Look below. Copy each line that has "срамныя" in it.

===

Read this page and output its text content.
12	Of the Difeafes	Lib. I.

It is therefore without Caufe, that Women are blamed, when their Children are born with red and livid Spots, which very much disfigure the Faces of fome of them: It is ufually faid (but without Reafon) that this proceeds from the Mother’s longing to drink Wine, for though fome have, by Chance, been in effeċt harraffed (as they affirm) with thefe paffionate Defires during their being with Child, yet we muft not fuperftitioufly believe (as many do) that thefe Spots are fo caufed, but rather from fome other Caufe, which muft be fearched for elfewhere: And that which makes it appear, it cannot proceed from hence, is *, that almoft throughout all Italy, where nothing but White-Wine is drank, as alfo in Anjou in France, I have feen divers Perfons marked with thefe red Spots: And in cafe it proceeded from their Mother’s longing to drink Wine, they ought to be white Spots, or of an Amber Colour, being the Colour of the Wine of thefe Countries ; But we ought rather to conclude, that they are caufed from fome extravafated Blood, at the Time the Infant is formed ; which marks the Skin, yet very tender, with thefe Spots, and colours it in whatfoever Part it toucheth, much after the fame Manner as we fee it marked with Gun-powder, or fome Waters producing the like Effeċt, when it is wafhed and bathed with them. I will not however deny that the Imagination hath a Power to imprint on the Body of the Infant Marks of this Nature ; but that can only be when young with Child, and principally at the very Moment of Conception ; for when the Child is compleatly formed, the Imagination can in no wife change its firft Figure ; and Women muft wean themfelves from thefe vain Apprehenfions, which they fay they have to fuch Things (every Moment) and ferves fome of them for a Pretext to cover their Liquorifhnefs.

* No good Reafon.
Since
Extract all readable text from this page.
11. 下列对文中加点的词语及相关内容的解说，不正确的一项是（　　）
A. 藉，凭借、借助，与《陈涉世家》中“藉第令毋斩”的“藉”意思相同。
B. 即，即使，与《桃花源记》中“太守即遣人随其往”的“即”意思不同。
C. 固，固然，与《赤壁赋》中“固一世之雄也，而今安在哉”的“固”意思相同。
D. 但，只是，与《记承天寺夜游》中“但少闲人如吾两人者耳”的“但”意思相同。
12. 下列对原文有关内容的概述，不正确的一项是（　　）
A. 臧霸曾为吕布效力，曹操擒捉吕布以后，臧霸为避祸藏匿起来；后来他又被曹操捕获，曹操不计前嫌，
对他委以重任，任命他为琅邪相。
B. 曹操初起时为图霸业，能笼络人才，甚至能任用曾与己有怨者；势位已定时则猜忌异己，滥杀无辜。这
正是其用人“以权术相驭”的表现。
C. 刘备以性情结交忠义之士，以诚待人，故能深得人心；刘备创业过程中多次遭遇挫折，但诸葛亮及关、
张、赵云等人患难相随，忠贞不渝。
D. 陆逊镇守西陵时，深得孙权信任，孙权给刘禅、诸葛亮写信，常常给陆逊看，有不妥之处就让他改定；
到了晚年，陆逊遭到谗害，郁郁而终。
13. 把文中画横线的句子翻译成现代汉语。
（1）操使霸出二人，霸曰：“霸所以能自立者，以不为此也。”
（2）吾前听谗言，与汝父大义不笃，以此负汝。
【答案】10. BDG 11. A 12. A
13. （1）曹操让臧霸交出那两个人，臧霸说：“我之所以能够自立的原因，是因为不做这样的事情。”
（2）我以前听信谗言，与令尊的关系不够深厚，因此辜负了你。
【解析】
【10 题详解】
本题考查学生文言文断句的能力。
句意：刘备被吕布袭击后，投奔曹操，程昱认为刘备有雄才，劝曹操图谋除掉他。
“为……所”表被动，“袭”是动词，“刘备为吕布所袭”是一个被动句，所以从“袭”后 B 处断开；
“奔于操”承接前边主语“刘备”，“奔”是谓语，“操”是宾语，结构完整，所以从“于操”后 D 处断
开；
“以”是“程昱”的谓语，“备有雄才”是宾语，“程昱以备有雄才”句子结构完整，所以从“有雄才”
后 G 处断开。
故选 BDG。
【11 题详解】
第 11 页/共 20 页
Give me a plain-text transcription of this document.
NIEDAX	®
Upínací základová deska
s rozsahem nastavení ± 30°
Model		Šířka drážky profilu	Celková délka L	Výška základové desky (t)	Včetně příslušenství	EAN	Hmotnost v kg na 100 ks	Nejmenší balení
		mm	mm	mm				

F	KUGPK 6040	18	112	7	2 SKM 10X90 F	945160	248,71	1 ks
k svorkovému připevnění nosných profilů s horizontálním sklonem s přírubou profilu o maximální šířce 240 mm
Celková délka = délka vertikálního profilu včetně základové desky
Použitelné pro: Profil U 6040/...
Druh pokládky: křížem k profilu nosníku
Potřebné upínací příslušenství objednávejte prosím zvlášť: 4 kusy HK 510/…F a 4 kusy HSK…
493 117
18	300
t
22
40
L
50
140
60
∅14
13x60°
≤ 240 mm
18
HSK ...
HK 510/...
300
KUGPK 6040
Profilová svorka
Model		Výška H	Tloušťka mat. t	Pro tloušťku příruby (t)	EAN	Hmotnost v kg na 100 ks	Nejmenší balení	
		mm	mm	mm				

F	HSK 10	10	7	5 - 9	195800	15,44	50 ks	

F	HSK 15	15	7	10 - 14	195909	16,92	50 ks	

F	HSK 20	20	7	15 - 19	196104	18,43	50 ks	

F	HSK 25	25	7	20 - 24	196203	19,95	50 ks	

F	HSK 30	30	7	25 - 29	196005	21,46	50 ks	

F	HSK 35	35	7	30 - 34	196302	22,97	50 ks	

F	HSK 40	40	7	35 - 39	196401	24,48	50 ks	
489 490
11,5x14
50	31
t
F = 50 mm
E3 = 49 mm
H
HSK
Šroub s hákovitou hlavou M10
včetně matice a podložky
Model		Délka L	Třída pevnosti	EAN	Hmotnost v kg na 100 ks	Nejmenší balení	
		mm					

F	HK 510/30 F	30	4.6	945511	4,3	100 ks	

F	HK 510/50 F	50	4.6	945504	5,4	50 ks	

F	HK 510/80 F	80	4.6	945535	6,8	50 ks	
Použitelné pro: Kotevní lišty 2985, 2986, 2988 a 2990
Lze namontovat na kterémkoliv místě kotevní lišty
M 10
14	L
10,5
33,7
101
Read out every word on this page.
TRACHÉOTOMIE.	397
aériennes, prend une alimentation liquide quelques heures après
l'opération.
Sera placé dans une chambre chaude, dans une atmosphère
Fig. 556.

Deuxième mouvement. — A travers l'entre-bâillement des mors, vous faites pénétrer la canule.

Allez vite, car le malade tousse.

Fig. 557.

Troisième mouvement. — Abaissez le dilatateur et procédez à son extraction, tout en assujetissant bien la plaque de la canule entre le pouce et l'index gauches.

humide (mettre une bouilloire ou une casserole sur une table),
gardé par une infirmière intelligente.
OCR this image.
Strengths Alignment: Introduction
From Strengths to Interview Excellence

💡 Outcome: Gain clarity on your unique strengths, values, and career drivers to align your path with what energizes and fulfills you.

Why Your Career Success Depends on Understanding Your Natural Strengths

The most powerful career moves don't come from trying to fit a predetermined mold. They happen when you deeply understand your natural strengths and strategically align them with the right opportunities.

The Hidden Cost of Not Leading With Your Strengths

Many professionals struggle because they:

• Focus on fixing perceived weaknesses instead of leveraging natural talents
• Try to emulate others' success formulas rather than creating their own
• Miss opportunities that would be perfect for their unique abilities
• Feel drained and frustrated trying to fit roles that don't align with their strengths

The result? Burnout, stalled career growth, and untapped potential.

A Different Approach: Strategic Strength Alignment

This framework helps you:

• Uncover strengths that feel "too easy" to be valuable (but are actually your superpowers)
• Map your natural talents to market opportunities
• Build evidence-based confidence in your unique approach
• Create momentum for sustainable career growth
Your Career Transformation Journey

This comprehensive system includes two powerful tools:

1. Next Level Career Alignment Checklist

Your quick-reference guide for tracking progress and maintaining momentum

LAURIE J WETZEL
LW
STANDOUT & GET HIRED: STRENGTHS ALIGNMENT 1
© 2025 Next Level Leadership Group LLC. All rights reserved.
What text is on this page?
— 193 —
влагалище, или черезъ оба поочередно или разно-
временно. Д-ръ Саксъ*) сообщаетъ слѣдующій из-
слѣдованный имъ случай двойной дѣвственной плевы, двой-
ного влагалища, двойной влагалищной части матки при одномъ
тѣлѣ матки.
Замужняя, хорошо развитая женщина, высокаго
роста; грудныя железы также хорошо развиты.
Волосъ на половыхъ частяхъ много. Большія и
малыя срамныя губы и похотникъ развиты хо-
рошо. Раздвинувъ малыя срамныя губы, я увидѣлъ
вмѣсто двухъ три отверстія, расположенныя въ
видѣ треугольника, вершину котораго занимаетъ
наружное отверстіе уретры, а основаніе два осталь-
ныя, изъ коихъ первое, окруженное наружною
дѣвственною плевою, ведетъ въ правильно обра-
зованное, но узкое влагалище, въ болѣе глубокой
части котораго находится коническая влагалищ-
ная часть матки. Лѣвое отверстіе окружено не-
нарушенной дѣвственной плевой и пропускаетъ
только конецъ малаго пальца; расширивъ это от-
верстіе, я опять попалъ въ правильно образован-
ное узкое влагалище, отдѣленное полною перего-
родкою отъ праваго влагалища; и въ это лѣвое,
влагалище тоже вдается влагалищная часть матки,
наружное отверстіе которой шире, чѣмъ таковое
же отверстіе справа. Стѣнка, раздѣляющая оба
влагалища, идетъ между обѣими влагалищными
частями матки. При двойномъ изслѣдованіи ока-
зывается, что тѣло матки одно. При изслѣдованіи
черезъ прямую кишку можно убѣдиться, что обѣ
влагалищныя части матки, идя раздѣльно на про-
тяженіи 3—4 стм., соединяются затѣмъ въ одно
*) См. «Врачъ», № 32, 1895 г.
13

===

**Answer for the task:**
малыя срамныя губы и похотникъ развиты хо-
рошо. Раздвинувъ малыя срамныя губы, я увидѣлъ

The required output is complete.